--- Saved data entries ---
--- --- ---

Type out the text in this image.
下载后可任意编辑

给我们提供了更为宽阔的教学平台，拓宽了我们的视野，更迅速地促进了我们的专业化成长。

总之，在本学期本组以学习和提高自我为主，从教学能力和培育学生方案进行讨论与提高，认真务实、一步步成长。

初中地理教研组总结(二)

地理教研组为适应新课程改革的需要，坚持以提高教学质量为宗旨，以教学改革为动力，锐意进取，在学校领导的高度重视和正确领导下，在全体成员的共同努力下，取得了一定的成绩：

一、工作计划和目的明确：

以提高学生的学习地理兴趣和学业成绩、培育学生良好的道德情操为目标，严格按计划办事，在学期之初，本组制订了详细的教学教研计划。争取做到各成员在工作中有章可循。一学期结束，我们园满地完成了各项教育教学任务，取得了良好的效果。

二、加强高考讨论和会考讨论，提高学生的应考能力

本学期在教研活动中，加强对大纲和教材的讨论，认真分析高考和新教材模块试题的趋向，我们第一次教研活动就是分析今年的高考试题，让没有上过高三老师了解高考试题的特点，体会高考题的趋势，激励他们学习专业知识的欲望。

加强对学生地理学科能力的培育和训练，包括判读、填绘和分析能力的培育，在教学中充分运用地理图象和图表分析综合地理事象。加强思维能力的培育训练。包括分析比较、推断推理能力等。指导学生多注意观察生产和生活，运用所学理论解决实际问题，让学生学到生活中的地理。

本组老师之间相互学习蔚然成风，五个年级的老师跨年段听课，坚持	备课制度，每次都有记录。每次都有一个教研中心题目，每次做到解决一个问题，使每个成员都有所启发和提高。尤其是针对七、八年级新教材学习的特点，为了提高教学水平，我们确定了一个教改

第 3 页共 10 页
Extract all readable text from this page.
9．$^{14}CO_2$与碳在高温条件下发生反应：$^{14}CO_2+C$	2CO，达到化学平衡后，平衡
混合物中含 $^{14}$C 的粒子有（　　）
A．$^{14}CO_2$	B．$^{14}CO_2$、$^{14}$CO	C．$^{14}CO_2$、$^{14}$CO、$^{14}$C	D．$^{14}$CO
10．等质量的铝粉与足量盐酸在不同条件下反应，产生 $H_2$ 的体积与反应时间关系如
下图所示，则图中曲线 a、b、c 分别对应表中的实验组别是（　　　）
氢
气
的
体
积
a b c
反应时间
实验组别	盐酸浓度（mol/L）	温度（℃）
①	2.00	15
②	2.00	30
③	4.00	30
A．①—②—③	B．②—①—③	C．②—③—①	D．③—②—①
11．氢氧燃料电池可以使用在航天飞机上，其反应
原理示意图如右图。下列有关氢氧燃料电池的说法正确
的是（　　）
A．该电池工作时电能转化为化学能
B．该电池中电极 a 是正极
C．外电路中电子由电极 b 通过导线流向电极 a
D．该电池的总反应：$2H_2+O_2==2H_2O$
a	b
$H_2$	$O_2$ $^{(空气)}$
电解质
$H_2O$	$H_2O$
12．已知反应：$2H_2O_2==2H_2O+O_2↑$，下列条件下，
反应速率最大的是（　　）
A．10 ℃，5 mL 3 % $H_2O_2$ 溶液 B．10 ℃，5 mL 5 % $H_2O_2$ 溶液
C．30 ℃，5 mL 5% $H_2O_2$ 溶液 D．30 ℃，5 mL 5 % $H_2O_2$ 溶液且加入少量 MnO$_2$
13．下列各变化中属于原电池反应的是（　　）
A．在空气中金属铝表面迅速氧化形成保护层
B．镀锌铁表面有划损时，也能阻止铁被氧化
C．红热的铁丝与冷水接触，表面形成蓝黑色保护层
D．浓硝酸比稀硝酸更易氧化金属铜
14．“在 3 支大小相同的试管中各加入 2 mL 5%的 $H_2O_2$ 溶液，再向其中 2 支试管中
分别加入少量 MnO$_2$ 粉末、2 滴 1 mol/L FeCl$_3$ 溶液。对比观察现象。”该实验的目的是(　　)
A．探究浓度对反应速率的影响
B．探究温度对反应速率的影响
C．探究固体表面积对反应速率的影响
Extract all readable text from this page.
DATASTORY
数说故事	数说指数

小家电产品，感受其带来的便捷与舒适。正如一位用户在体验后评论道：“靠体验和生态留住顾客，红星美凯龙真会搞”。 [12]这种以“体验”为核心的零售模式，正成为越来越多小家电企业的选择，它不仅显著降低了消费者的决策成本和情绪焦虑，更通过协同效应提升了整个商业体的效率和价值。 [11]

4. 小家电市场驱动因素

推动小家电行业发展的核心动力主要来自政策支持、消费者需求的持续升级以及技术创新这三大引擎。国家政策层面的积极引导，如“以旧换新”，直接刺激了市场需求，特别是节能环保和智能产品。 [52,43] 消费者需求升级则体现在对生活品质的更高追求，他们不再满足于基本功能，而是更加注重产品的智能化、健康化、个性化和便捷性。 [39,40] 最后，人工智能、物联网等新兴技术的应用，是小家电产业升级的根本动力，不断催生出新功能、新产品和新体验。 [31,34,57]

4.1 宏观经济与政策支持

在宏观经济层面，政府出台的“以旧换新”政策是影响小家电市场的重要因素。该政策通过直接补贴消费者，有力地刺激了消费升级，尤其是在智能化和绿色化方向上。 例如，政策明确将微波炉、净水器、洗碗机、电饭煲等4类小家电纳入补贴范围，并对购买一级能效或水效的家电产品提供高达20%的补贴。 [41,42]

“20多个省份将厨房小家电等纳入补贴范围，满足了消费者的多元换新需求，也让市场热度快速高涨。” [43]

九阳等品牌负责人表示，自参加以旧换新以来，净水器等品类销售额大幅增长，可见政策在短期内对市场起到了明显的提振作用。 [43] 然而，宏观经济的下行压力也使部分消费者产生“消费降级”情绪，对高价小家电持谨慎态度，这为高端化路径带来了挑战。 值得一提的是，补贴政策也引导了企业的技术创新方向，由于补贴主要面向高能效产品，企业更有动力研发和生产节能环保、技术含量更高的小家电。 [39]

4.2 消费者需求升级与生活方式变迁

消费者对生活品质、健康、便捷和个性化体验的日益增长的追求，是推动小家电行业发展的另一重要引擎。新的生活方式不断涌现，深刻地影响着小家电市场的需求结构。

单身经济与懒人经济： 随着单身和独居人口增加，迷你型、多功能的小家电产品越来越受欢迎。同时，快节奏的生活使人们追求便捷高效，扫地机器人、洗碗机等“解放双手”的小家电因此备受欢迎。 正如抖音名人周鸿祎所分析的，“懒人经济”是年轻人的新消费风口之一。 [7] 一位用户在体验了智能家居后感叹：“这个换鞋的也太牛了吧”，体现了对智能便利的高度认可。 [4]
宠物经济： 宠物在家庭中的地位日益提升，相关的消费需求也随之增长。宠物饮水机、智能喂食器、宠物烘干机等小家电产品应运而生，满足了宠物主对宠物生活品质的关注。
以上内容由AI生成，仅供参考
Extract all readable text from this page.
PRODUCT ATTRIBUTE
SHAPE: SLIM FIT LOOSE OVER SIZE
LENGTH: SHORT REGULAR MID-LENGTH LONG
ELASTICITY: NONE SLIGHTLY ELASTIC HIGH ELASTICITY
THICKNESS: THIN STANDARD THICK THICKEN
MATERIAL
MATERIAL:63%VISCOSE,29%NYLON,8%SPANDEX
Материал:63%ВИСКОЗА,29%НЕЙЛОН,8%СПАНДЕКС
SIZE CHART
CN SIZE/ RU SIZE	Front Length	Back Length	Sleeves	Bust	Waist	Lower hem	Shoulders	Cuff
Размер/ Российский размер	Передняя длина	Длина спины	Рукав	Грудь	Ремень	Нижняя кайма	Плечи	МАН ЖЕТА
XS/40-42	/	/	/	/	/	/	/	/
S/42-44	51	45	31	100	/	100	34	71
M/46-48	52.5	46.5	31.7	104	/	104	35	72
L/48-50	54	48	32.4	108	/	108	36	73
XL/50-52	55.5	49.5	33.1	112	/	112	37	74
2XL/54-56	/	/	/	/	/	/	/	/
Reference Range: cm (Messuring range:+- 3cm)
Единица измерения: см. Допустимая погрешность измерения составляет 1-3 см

--- --- ---

--- WHAT TO WORK ON ---
Go through the listing above and list every line that has the word "MATERIAL".

--- FULL OUTPUT ---
MATERIAL
MATERIAL:63%VISCOSE,29%NYLON,8%SPANDEX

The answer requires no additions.